Task: Omit all images. Write out the rest of the material exactly.

Input rows:
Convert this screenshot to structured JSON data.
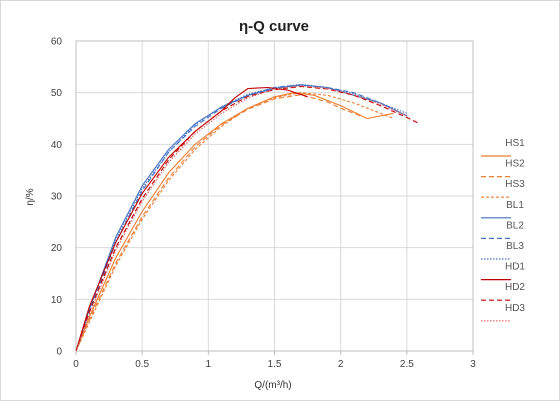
{
  "chart_data": {
    "type": "line",
    "title": "η-Q  curve",
    "xlabel": "Q/(m³/h)",
    "ylabel": "η/%",
    "xlim": [
      0,
      3
    ],
    "ylim": [
      0,
      60
    ],
    "x_ticks": [
      "0",
      "0.5",
      "1",
      "1.5",
      "2",
      "2.5",
      "3"
    ],
    "y_ticks": [
      "0",
      "10",
      "20",
      "30",
      "40",
      "50",
      "60"
    ],
    "grid": true,
    "legend_position": "right",
    "series": [
      {
        "name": "HS1",
        "color": "#ed7d31",
        "dash": "",
        "points": [
          [
            0,
            0
          ],
          [
            0.1,
            6.5
          ],
          [
            0.3,
            18
          ],
          [
            0.5,
            27
          ],
          [
            0.7,
            34.5
          ],
          [
            0.9,
            40
          ],
          [
            1.1,
            44
          ],
          [
            1.3,
            47
          ],
          [
            1.5,
            49.2
          ],
          [
            1.65,
            50
          ],
          [
            1.8,
            49.5
          ],
          [
            2.0,
            47.5
          ],
          [
            2.2,
            45
          ],
          [
            2.4,
            46
          ]
        ]
      },
      {
        "name": "HS2",
        "color": "#ed7d31",
        "dash": "5,3",
        "points": [
          [
            0,
            0
          ],
          [
            0.1,
            6
          ],
          [
            0.3,
            17
          ],
          [
            0.5,
            26
          ],
          [
            0.7,
            33.5
          ],
          [
            0.9,
            39.5
          ],
          [
            1.1,
            43.8
          ],
          [
            1.3,
            46.8
          ],
          [
            1.5,
            48.8
          ],
          [
            1.7,
            49.6
          ],
          [
            1.9,
            48.2
          ],
          [
            2.0,
            47
          ],
          [
            2.15,
            45.5
          ]
        ]
      },
      {
        "name": "HS3",
        "color": "#ed7d31",
        "dash": "3,2",
        "points": [
          [
            0,
            0
          ],
          [
            0.1,
            5.5
          ],
          [
            0.3,
            16.5
          ],
          [
            0.5,
            25.5
          ],
          [
            0.7,
            33
          ],
          [
            0.9,
            39
          ],
          [
            1.1,
            43.5
          ],
          [
            1.3,
            47
          ],
          [
            1.5,
            49
          ],
          [
            1.7,
            50
          ],
          [
            1.9,
            49.5
          ],
          [
            2.1,
            48
          ],
          [
            2.3,
            46
          ],
          [
            2.4,
            45
          ]
        ]
      },
      {
        "name": "BL1",
        "color": "#4472c4",
        "dash": "",
        "points": [
          [
            0,
            0
          ],
          [
            0.1,
            8
          ],
          [
            0.3,
            22
          ],
          [
            0.5,
            32
          ],
          [
            0.7,
            39
          ],
          [
            0.9,
            44
          ],
          [
            1.1,
            47.2
          ],
          [
            1.3,
            49.5
          ],
          [
            1.5,
            50.8
          ],
          [
            1.7,
            51.5
          ],
          [
            1.9,
            51
          ],
          [
            2.1,
            49.5
          ],
          [
            2.3,
            48
          ],
          [
            2.5,
            45.5
          ]
        ]
      },
      {
        "name": "BL2",
        "color": "#4472c4",
        "dash": "5,3",
        "points": [
          [
            0,
            0
          ],
          [
            0.1,
            7.5
          ],
          [
            0.3,
            21
          ],
          [
            0.5,
            31
          ],
          [
            0.7,
            38.5
          ],
          [
            0.9,
            43.5
          ],
          [
            1.1,
            47
          ],
          [
            1.3,
            49.5
          ],
          [
            1.5,
            51
          ],
          [
            1.7,
            51.5
          ],
          [
            1.9,
            51
          ],
          [
            2.1,
            50
          ],
          [
            2.3,
            48
          ],
          [
            2.5,
            45.5
          ]
        ]
      },
      {
        "name": "BL3",
        "color": "#4472c4",
        "dash": "1.5,1.5",
        "points": [
          [
            0,
            0
          ],
          [
            0.1,
            8
          ],
          [
            0.3,
            21.5
          ],
          [
            0.5,
            31.5
          ],
          [
            0.7,
            38.5
          ],
          [
            0.9,
            43.8
          ],
          [
            1.1,
            47.3
          ],
          [
            1.3,
            49.7
          ],
          [
            1.5,
            51
          ],
          [
            1.7,
            51.6
          ],
          [
            1.9,
            51
          ],
          [
            2.1,
            49.8
          ],
          [
            2.3,
            48
          ],
          [
            2.5,
            46
          ]
        ]
      },
      {
        "name": "HD1",
        "color": "#c00000",
        "dash": "",
        "points": [
          [
            0,
            0
          ],
          [
            0.1,
            8.5
          ],
          [
            0.3,
            21
          ],
          [
            0.5,
            30.5
          ],
          [
            0.7,
            37.5
          ],
          [
            0.9,
            42.5
          ],
          [
            1.1,
            46.5
          ],
          [
            1.2,
            49
          ],
          [
            1.3,
            50.8
          ],
          [
            1.45,
            51
          ],
          [
            1.6,
            50.5
          ],
          [
            1.75,
            49.2
          ]
        ]
      },
      {
        "name": "HD2",
        "color": "#c00000",
        "dash": "5,3",
        "points": [
          [
            0,
            0
          ],
          [
            0.1,
            7.5
          ],
          [
            0.3,
            20
          ],
          [
            0.5,
            29.5
          ],
          [
            0.7,
            37
          ],
          [
            0.9,
            42.5
          ],
          [
            1.1,
            46.5
          ],
          [
            1.3,
            49.3
          ],
          [
            1.5,
            50.6
          ],
          [
            1.7,
            51.2
          ],
          [
            1.9,
            50.7
          ],
          [
            2.1,
            49.5
          ],
          [
            2.3,
            47.5
          ],
          [
            2.5,
            45.2
          ],
          [
            2.58,
            44.2
          ]
        ]
      },
      {
        "name": "HD3",
        "color": "#e06060",
        "dash": "1.5,1.5",
        "points": [
          [
            0,
            0
          ],
          [
            0.1,
            7
          ],
          [
            0.3,
            19.5
          ],
          [
            0.5,
            29
          ],
          [
            0.7,
            36.5
          ],
          [
            0.9,
            42
          ],
          [
            1.1,
            46
          ],
          [
            1.3,
            49
          ],
          [
            1.5,
            50.7
          ],
          [
            1.7,
            51.3
          ],
          [
            1.9,
            50.8
          ],
          [
            2.1,
            49.6
          ],
          [
            2.3,
            47.8
          ],
          [
            2.5,
            45.5
          ]
        ]
      }
    ]
  }
}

Answer:
Convert this screenshot to structured JSON data.
{
  "chart_data": {
    "type": "line",
    "title": "η-Q  curve",
    "xlabel": "Q/(m³/h)",
    "ylabel": "η/%",
    "xlim": [
      0,
      3
    ],
    "ylim": [
      0,
      60
    ],
    "x_ticks": [
      "0",
      "0.5",
      "1",
      "1.5",
      "2",
      "2.5",
      "3"
    ],
    "y_ticks": [
      "0",
      "10",
      "20",
      "30",
      "40",
      "50",
      "60"
    ],
    "grid": true,
    "legend_position": "right",
    "series": [
      {
        "name": "HS1",
        "color": "#ed7d31",
        "dash": "",
        "points": [
          [
            0,
            0
          ],
          [
            0.1,
            6.5
          ],
          [
            0.3,
            18
          ],
          [
            0.5,
            27
          ],
          [
            0.7,
            34.5
          ],
          [
            0.9,
            40
          ],
          [
            1.1,
            44
          ],
          [
            1.3,
            47
          ],
          [
            1.5,
            49.2
          ],
          [
            1.65,
            50
          ],
          [
            1.8,
            49.5
          ],
          [
            2.0,
            47.5
          ],
          [
            2.2,
            45
          ],
          [
            2.4,
            46
          ]
        ]
      },
      {
        "name": "HS2",
        "color": "#ed7d31",
        "dash": "5,3",
        "points": [
          [
            0,
            0
          ],
          [
            0.1,
            6
          ],
          [
            0.3,
            17
          ],
          [
            0.5,
            26
          ],
          [
            0.7,
            33.5
          ],
          [
            0.9,
            39.5
          ],
          [
            1.1,
            43.8
          ],
          [
            1.3,
            46.8
          ],
          [
            1.5,
            48.8
          ],
          [
            1.7,
            49.6
          ],
          [
            1.9,
            48.2
          ],
          [
            2.0,
            47
          ],
          [
            2.15,
            45.5
          ]
        ]
      },
      {
        "name": "HS3",
        "color": "#ed7d31",
        "dash": "3,2",
        "points": [
          [
            0,
            0
          ],
          [
            0.1,
            5.5
          ],
          [
            0.3,
            16.5
          ],
          [
            0.5,
            25.5
          ],
          [
            0.7,
            33
          ],
          [
            0.9,
            39
          ],
          [
            1.1,
            43.5
          ],
          [
            1.3,
            47
          ],
          [
            1.5,
            49
          ],
          [
            1.7,
            50
          ],
          [
            1.9,
            49.5
          ],
          [
            2.1,
            48
          ],
          [
            2.3,
            46
          ],
          [
            2.4,
            45
          ]
        ]
      },
      {
        "name": "BL1",
        "color": "#4472c4",
        "dash": "",
        "points": [
          [
            0,
            0
          ],
          [
            0.1,
            8
          ],
          [
            0.3,
            22
          ],
          [
            0.5,
            32
          ],
          [
            0.7,
            39
          ],
          [
            0.9,
            44
          ],
          [
            1.1,
            47.2
          ],
          [
            1.3,
            49.5
          ],
          [
            1.5,
            50.8
          ],
          [
            1.7,
            51.5
          ],
          [
            1.9,
            51
          ],
          [
            2.1,
            49.5
          ],
          [
            2.3,
            48
          ],
          [
            2.5,
            45.5
          ]
        ]
      },
      {
        "name": "BL2",
        "color": "#4472c4",
        "dash": "5,3",
        "points": [
          [
            0,
            0
          ],
          [
            0.1,
            7.5
          ],
          [
            0.3,
            21
          ],
          [
            0.5,
            31
          ],
          [
            0.7,
            38.5
          ],
          [
            0.9,
            43.5
          ],
          [
            1.1,
            47
          ],
          [
            1.3,
            49.5
          ],
          [
            1.5,
            51
          ],
          [
            1.7,
            51.5
          ],
          [
            1.9,
            51
          ],
          [
            2.1,
            50
          ],
          [
            2.3,
            48
          ],
          [
            2.5,
            45.5
          ]
        ]
      },
      {
        "name": "BL3",
        "color": "#4472c4",
        "dash": "1.5,1.5",
        "points": [
          [
            0,
            0
          ],
          [
            0.1,
            8
          ],
          [
            0.3,
            21.5
          ],
          [
            0.5,
            31.5
          ],
          [
            0.7,
            38.5
          ],
          [
            0.9,
            43.8
          ],
          [
            1.1,
            47.3
          ],
          [
            1.3,
            49.7
          ],
          [
            1.5,
            51
          ],
          [
            1.7,
            51.6
          ],
          [
            1.9,
            51
          ],
          [
            2.1,
            49.8
          ],
          [
            2.3,
            48
          ],
          [
            2.5,
            46
          ]
        ]
      },
      {
        "name": "HD1",
        "color": "#c00000",
        "dash": "",
        "points": [
          [
            0,
            0
          ],
          [
            0.1,
            8.5
          ],
          [
            0.3,
            21
          ],
          [
            0.5,
            30.5
          ],
          [
            0.7,
            37.5
          ],
          [
            0.9,
            42.5
          ],
          [
            1.1,
            46.5
          ],
          [
            1.2,
            49
          ],
          [
            1.3,
            50.8
          ],
          [
            1.45,
            51
          ],
          [
            1.6,
            50.5
          ],
          [
            1.75,
            49.2
          ]
        ]
      },
      {
        "name": "HD2",
        "color": "#c00000",
        "dash": "5,3",
        "points": [
          [
            0,
            0
          ],
          [
            0.1,
            7.5
          ],
          [
            0.3,
            20
          ],
          [
            0.5,
            29.5
          ],
          [
            0.7,
            37
          ],
          [
            0.9,
            42.5
          ],
          [
            1.1,
            46.5
          ],
          [
            1.3,
            49.3
          ],
          [
            1.5,
            50.6
          ],
          [
            1.7,
            51.2
          ],
          [
            1.9,
            50.7
          ],
          [
            2.1,
            49.5
          ],
          [
            2.3,
            47.5
          ],
          [
            2.5,
            45.2
          ],
          [
            2.58,
            44.2
          ]
        ]
      },
      {
        "name": "HD3",
        "color": "#e06060",
        "dash": "1.5,1.5",
        "points": [
          [
            0,
            0
          ],
          [
            0.1,
            7
          ],
          [
            0.3,
            19.5
          ],
          [
            0.5,
            29
          ],
          [
            0.7,
            36.5
          ],
          [
            0.9,
            42
          ],
          [
            1.1,
            46
          ],
          [
            1.3,
            49
          ],
          [
            1.5,
            50.7
          ],
          [
            1.7,
            51.3
          ],
          [
            1.9,
            50.8
          ],
          [
            2.1,
            49.6
          ],
          [
            2.3,
            47.8
          ],
          [
            2.5,
            45.5
          ]
        ]
      }
    ]
  }
}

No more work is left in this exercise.